[Given request]
Copy every entry word for word. Skip the pictures.

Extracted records

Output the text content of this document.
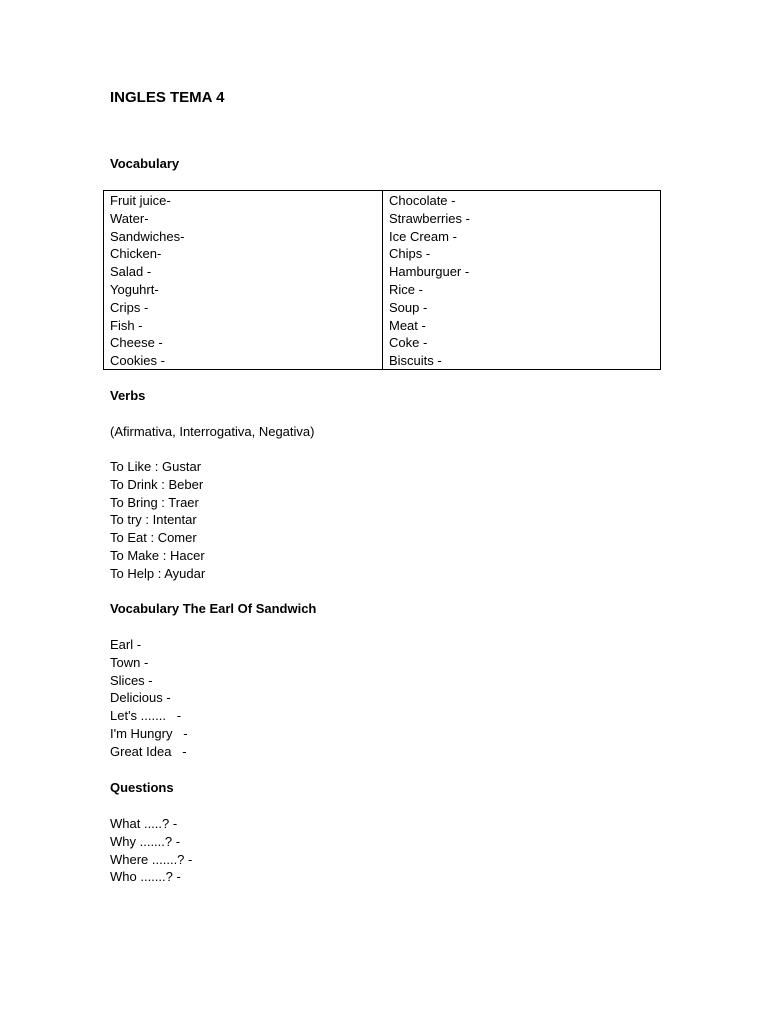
INGLES TEMA 4
Vocabulary
Fruit juice-
Water-
Sandwiches-
Chicken-
Salad -
Yoguhrt-
Crips -
Fish -
Cheese -
Cookies -
Chocolate -
Strawberries -
Ice Cream -
Chips -
Hamburguer -
Rice -
Soup -
Meat -
Coke -
Biscuits -
Verbs
(Afirmativa, Interrogativa, Negativa)
To Like : Gustar
To Drink : Beber
To Bring : Traer
To try : Intentar
To Eat : Comer
To Make : Hacer
To Help : Ayudar
Vocabulary The Earl Of Sandwich
Earl -
Town -
Slices -
Delicious -
Let's .......   -
I'm Hungry   -
Great Idea   -
Questions
What .....? -
Why .......? -
Where .......? -
Who .......? -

[Output]
Output the text content of this document.
INGLES TEMA 4
Vocabulary
Fruit juice-
Water-
Sandwiches-
Chicken-
Salad -
Yoguhrt-
Crips -
Fish -
Cheese -
Cookies -
Chocolate -
Strawberries -
Ice Cream -
Chips -
Hamburguer -
Rice -
Soup -
Meat -
Coke -
Biscuits -
Verbs
(Afirmativa, Interrogativa, Negativa)
To Like : Gustar
To Drink : Beber
To Bring : Traer
To try : Intentar
To Eat : Comer
To Make : Hacer
To Help : Ayudar
Vocabulary The Earl Of Sandwich
Earl -
Town -
Slices -
Delicious -
Let's .......   -
I'm Hungry   -
Great Idea   -
Questions
What .....? -
Why .......? -
Where .......? -
Who .......? -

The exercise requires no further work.